Given request: Using the listing below, please gather every line containing the word "fussent".

The data:
========================================================================

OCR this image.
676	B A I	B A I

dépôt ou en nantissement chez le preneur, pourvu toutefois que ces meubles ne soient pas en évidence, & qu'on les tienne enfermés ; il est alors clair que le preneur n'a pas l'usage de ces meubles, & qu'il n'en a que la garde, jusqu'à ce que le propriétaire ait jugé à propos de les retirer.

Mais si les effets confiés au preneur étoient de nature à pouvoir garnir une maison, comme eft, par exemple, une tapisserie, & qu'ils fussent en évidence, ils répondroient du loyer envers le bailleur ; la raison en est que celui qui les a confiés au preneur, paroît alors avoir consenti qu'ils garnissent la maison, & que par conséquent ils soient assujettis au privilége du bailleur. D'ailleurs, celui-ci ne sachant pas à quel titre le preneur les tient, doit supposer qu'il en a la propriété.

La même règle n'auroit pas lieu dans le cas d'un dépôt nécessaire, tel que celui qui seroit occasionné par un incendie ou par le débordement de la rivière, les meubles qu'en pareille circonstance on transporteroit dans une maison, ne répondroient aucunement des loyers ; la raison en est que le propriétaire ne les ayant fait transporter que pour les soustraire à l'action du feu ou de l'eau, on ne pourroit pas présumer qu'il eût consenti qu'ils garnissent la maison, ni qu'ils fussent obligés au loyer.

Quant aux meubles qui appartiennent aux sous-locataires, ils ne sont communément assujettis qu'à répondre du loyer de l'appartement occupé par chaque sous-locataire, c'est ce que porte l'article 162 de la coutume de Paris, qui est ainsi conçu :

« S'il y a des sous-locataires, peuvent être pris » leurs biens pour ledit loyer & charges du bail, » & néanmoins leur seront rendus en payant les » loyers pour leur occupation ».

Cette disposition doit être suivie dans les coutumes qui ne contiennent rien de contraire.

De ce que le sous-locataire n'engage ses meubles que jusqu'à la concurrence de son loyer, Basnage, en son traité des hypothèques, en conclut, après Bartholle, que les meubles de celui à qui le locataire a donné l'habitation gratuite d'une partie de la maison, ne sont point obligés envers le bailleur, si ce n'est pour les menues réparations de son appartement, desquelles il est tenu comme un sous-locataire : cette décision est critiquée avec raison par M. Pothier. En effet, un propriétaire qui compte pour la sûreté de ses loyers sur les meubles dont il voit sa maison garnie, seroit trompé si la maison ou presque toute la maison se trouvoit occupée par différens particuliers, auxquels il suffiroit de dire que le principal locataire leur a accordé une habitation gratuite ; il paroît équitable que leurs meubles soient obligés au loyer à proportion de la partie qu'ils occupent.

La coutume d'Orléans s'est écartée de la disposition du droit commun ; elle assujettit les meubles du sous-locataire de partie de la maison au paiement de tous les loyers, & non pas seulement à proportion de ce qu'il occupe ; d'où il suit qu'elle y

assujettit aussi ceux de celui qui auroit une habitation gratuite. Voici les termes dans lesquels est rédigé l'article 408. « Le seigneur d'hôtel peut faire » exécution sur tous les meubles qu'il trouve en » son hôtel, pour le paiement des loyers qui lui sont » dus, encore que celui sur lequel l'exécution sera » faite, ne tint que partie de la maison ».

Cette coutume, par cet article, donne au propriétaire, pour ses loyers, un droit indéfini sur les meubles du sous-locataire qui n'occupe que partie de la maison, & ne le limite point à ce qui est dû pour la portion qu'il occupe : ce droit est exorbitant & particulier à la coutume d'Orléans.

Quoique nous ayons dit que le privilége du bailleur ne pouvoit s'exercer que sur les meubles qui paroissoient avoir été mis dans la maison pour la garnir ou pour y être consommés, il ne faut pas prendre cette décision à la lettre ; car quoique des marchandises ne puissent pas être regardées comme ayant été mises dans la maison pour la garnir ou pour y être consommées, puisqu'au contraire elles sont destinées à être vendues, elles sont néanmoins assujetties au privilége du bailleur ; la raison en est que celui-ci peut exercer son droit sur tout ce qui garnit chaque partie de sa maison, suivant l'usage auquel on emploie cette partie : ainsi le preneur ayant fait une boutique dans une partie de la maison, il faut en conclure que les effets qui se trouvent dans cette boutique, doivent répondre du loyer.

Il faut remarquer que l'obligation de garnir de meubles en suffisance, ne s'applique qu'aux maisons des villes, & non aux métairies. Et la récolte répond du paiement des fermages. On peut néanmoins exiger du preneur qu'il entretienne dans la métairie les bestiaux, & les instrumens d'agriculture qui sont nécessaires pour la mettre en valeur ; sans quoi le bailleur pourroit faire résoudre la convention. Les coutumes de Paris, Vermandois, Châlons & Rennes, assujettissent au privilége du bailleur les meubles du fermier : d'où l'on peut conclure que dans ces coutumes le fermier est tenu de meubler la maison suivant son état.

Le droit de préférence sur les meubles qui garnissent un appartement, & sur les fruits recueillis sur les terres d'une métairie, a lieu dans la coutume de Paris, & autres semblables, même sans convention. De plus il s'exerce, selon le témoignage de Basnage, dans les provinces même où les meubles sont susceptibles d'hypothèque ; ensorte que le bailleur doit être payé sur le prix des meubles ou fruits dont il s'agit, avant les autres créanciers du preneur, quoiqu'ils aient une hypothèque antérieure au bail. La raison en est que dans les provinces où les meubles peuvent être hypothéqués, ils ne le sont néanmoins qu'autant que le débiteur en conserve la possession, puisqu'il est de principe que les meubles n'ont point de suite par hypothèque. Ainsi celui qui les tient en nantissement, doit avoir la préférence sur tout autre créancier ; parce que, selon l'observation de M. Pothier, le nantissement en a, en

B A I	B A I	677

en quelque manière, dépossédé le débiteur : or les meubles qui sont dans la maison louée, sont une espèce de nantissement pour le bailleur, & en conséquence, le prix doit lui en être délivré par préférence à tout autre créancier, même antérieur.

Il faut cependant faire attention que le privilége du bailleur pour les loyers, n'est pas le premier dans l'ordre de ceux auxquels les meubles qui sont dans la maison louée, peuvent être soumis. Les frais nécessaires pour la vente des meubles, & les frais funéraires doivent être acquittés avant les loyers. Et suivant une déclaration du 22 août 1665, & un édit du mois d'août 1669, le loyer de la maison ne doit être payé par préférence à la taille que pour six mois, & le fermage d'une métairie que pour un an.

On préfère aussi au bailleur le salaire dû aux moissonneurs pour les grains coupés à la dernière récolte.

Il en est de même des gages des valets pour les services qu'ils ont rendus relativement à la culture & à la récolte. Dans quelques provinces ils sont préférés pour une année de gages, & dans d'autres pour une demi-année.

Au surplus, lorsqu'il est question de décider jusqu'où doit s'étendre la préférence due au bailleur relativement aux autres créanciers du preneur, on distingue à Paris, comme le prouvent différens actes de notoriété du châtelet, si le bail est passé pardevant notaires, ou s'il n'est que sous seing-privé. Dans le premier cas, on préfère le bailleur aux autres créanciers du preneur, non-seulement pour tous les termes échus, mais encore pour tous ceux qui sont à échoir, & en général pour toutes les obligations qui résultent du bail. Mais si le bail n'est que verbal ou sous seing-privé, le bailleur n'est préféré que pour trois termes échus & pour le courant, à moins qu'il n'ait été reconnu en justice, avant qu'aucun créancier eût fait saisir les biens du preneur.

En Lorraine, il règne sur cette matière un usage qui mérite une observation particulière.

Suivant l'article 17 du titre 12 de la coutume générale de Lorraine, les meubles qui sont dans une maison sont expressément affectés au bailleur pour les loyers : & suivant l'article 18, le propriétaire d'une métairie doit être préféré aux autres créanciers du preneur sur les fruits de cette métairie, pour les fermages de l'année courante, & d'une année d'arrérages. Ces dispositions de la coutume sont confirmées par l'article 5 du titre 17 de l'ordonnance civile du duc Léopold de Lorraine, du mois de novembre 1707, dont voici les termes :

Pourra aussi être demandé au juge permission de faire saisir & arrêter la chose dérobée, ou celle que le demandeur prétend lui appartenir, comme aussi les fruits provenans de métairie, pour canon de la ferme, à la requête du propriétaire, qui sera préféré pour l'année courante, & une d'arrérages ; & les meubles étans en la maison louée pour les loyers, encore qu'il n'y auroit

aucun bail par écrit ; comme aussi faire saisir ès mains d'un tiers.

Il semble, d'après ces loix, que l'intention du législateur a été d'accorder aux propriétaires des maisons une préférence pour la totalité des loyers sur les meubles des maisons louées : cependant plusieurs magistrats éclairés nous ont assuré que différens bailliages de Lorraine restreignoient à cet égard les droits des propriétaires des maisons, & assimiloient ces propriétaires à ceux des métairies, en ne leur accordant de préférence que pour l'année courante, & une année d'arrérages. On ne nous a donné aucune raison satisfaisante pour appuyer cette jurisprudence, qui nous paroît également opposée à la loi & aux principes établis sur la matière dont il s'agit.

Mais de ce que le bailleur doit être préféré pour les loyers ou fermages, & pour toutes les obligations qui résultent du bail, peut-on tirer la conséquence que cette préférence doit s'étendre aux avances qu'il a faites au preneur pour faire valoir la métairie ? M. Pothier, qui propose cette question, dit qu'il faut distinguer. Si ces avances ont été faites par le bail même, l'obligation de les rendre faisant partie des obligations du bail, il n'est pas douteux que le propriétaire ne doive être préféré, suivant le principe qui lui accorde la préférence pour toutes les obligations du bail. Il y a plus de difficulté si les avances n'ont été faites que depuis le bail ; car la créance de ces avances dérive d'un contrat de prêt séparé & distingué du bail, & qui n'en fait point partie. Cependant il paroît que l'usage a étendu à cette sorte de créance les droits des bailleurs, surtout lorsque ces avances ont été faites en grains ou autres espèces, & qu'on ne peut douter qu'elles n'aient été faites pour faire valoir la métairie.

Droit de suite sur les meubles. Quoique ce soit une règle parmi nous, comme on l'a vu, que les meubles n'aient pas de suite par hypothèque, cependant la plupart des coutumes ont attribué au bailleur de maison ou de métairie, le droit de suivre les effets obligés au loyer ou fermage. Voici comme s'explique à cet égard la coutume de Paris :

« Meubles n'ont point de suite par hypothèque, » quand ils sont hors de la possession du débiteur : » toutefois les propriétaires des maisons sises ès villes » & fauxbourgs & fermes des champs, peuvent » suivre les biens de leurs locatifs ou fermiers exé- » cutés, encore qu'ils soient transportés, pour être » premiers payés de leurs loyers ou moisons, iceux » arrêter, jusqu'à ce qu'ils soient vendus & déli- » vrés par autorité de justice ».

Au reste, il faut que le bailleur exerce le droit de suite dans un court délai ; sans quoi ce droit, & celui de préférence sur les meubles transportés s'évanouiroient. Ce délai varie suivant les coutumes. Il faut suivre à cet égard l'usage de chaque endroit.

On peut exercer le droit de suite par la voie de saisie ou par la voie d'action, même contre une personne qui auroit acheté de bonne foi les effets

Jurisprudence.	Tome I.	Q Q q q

========================================================================

Right answer:
Mais si les effets confiés au preneur étoient de nature à pouvoir garnir une maison, comme eft, par exemple, une tapisserie, & qu'ils fussent en évidence, ils répondroient du loyer envers le bailleur ; la raison en est que celui qui les a confiés au preneur, paroît alors avoir consenti qu'ils garnissent la maison, & que par conséquent ils soient assujettis au privilége du bailleur. D'ailleurs, celui-ci ne sachant pas à quel titre le preneur les tient, doit supposer qu'il en a la propriété.
La même règle n'auroit pas lieu dans le cas d'un dépôt nécessaire, tel que celui qui seroit occasionné par un incendie ou par le débordement de la rivière, les meubles qu'en pareille circonstance on transporteroit dans une maison, ne répondroient aucunement des loyers ; la raison en est que le propriétaire ne les ayant fait transporter que pour les soustraire à l'action du feu ou de l'eau, on ne pourroit pas présumer qu'il eût consenti qu'ils garnissent la maison, ni qu'ils fussent obligés au loyer.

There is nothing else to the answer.